# Task
Could you convert the rows, starting at the very first one and ending at the line that contains "The holes 74 is at (306, 78).", into a JSON list with one string per line, skipping blank lines and leaving out the pictures?

# Data for the task
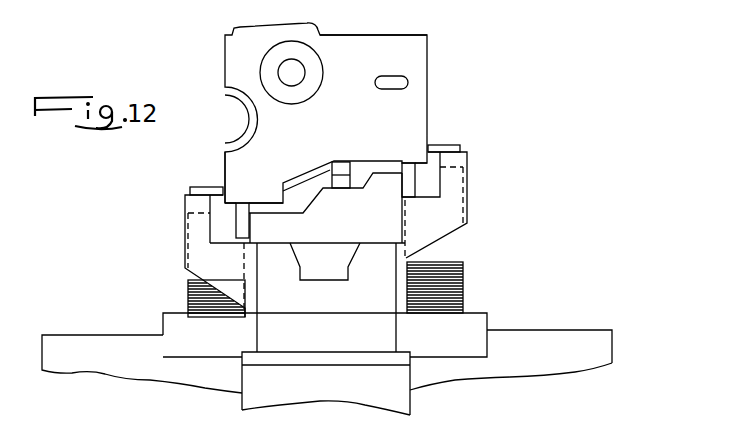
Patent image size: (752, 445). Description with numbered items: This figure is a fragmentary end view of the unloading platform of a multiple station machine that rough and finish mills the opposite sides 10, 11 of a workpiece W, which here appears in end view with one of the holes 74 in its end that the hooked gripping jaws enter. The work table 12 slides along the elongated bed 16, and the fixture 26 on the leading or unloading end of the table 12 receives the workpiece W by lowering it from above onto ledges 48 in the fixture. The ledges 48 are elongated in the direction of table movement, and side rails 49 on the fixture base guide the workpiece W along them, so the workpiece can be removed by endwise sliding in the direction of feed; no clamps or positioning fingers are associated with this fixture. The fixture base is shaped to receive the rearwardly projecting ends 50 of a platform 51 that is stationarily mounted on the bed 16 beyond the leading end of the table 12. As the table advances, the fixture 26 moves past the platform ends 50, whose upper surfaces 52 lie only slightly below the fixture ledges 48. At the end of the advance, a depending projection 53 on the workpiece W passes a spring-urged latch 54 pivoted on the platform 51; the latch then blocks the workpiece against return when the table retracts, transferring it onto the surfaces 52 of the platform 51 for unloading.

The side of the workpiece 10 is at (428, 72).
The workpiece W is at (380, 43).
The side of the workpiece 11 is at (222, 170).
The work table 12 is at (72, 343).
The bed 16 is at (250, 400).
The fixture 26 is at (190, 289).
The ledges 48 is at (226, 205).
The side rails 49 is at (188, 193).
The rearwardly projecting ends 50 is at (249, 222).
The platform 51 is at (395, 223).
The upper surfaces 52 is at (248, 205).
The depending projection 53 is at (314, 179).
The latch 54 is at (345, 166).
The holes 74 is at (306, 78).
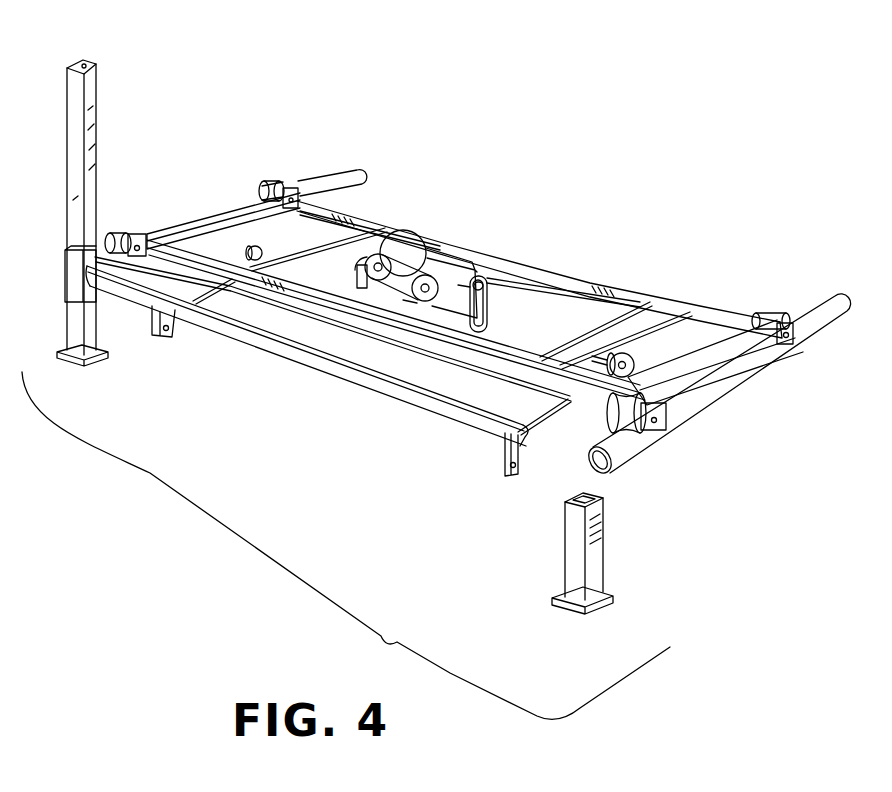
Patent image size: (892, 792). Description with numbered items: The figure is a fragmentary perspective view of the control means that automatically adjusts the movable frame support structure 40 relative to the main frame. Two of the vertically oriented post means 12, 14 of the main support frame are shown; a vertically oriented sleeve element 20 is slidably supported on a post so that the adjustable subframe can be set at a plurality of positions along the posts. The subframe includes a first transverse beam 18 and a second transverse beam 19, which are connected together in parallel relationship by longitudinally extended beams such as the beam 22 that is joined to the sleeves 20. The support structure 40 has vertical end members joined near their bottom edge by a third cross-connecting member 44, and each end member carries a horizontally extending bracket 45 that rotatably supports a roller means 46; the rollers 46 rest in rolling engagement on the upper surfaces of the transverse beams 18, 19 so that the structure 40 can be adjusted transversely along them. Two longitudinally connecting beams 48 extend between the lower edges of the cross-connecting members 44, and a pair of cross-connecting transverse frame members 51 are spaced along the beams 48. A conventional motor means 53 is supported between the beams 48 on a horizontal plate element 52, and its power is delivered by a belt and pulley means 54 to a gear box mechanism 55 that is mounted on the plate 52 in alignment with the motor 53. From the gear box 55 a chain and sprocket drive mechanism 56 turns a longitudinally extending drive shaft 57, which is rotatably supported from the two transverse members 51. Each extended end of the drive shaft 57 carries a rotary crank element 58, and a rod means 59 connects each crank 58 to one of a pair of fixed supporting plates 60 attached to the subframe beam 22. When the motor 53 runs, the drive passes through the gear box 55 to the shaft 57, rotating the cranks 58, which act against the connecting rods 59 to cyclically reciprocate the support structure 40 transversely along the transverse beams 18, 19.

The post means 12 is at (95, 80).
The post means 14 is at (598, 566).
The first transverse beam 18 is at (352, 178).
The second transverse beam 19 is at (753, 363).
The sleeve element 20 is at (65, 275).
The longitudinally extended beam 22 is at (392, 396).
The support structure 40 is at (467, 312).
The third cross-connecting member 44 is at (215, 200).
The bracket 45 is at (143, 236).
The roller means 46 is at (128, 233).
The longitudinally connecting beam 48 is at (347, 306).
The cross-connecting transverse frame member 51 is at (350, 217).
The horizontal plate element 52 is at (503, 272).
The motor means 53 is at (410, 238).
The belt and pulley means 54 is at (413, 252).
The gear box mechanism 55 is at (486, 280).
The chain and sprocket drive mechanism 56 is at (490, 297).
The drive shaft 57 is at (313, 274).
The rotary crank element 58 is at (258, 252).
The rod means 59 is at (198, 294).
The fixed supporting plate 60 is at (170, 332).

# Result of the task
[
  "Patent image size: (752, 445). Description with numbered items: This figure is a fragmentary end view of the unloading platform of a multiple station machine that rough and finish mills the opposite sides 10, 11 of a workpiece W, which here appears in end view with one of the holes 74 in its end that the hooked gripping jaws enter. The work table 12 slides along the elongated bed 16, and the fixture 26 on the leading or unloading end of the table 12 receives the workpiece W by lowering it from above onto ledges 48 in the fixture. The ledges 48 are elongated in the direction of table movement, and side rails 49 on the fixture base guide the workpiece W along them, so the workpiece can be removed by endwise sliding in the direction of feed; no clamps or positioning fingers are associated with this fixture. The fixture base is shaped to receive the rearwardly projecting ends 50 of a platform 51 that is stationarily mounted on the bed 16 beyond the leading end of the table 12. As the table advances, the fixture 26 moves past the platform ends 50, whose upper surfaces 52 lie only slightly below the fixture ledges 48. At the end of the advance, a depending projection 53 on the workpiece W passes a spring-urged latch 54 pivoted on the platform 51; the latch then blocks the workpiece against return when the table retracts, transferring it onto the surfaces 52 of the platform 51 for unloading.",
  "The side of the workpiece 10 is at (428, 72).",
  "The workpiece W is at (380, 43).",
  "The side of the workpiece 11 is at (222, 170).",
  "The work table 12 is at (72, 343).",
  "The bed 16 is at (250, 400).",
  "The fixture 26 is at (190, 289).",
  "The ledges 48 is at (226, 205).",
  "The side rails 49 is at (188, 193).",
  "The rearwardly projecting ends 50 is at (249, 222).",
  "The platform 51 is at (395, 223).",
  "The upper surfaces 52 is at (248, 205).",
  "The depending projection 53 is at (314, 179).",
  "The latch 54 is at (345, 166).",
  "The holes 74 is at (306, 78)."
]